--- START ---

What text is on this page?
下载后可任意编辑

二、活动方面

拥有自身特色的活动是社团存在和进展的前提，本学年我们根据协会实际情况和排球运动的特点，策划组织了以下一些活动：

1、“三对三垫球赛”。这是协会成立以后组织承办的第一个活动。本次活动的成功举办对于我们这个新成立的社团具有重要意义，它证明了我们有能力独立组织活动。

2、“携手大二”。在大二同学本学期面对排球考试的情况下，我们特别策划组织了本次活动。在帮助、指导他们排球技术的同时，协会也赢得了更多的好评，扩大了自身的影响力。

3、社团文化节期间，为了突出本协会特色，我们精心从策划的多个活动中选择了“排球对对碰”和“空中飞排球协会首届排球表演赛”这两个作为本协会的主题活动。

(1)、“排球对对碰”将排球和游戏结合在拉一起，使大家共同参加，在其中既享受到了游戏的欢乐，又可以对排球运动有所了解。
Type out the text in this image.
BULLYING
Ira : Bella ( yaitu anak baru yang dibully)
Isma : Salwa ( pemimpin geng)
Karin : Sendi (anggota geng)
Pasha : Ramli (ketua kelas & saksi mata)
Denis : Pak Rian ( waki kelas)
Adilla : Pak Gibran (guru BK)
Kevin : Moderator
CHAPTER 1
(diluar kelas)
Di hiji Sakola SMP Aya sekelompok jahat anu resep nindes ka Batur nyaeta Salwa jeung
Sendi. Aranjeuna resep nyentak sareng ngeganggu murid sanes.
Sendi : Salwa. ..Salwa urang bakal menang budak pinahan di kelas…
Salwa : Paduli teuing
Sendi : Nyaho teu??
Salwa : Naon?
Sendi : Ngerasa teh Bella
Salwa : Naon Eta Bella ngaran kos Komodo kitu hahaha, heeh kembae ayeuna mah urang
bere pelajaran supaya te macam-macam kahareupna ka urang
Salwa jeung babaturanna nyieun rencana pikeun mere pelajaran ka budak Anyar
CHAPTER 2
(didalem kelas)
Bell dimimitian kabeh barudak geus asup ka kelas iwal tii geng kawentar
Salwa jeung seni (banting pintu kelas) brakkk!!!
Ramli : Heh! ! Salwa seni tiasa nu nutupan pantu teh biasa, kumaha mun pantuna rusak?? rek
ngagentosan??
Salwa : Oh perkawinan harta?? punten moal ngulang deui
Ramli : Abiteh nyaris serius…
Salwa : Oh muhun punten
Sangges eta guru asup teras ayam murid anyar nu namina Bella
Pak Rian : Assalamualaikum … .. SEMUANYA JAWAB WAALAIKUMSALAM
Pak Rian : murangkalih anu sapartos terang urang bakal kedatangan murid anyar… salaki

--- END ---

◆ What you are asked to do
Reproduce the listing in full. Keep it exactly as written.

◆ The result
What text is on this page?
下载后可任意编辑

二、活动方面

拥有自身特色的活动是社团存在和进展的前提，本学年我们根据协会实际情况和排球运动的特点，策划组织了以下一些活动：

1、“三对三垫球赛”。这是协会成立以后组织承办的第一个活动。本次活动的成功举办对于我们这个新成立的社团具有重要意义，它证明了我们有能力独立组织活动。

2、“携手大二”。在大二同学本学期面对排球考试的情况下，我们特别策划组织了本次活动。在帮助、指导他们排球技术的同时，协会也赢得了更多的好评，扩大了自身的影响力。

3、社团文化节期间，为了突出本协会特色，我们精心从策划的多个活动中选择了“排球对对碰”和“空中飞排球协会首届排球表演赛”这两个作为本协会的主题活动。

(1)、“排球对对碰”将排球和游戏结合在拉一起，使大家共同参加，在其中既享受到了游戏的欢乐，又可以对排球运动有所了解。
Type out the text in this image.
BULLYING
Ira : Bella ( yaitu anak baru yang dibully)
Isma : Salwa ( pemimpin geng)
Karin : Sendi (anggota geng)
Pasha : Ramli (ketua kelas & saksi mata)
Denis : Pak Rian ( waki kelas)
Adilla : Pak Gibran (guru BK)
Kevin : Moderator
CHAPTER 1
(diluar kelas)
Di hiji Sakola SMP Aya sekelompok jahat anu resep nindes ka Batur nyaeta Salwa jeung
Sendi. Aranjeuna resep nyentak sareng ngeganggu murid sanes.
Sendi : Salwa. ..Salwa urang bakal menang budak pinahan di kelas…
Salwa : Paduli teuing
Sendi : Nyaho teu??
Salwa : Naon?
Sendi : Ngerasa teh Bella
Salwa : Naon Eta Bella ngaran kos Komodo kitu hahaha, heeh kembae ayeuna mah urang
bere pelajaran supaya te macam-macam kahareupna ka urang
Salwa jeung babaturanna nyieun rencana pikeun mere pelajaran ka budak Anyar
CHAPTER 2
(didalem kelas)
Bell dimimitian kabeh barudak geus asup ka kelas iwal tii geng kawentar
Salwa jeung seni (banting pintu kelas) brakkk!!!
Ramli : Heh! ! Salwa seni tiasa nu nutupan pantu teh biasa, kumaha mun pantuna rusak?? rek
ngagentosan??
Salwa : Oh perkawinan harta?? punten moal ngulang deui
Ramli : Abiteh nyaris serius…
Salwa : Oh muhun punten
Sangges eta guru asup teras ayam murid anyar nu namina Bella
Pak Rian : Assalamualaikum … .. SEMUANYA JAWAB WAALAIKUMSALAM
Pak Rian : murangkalih anu sapartos terang urang bakal kedatangan murid anyar… salaki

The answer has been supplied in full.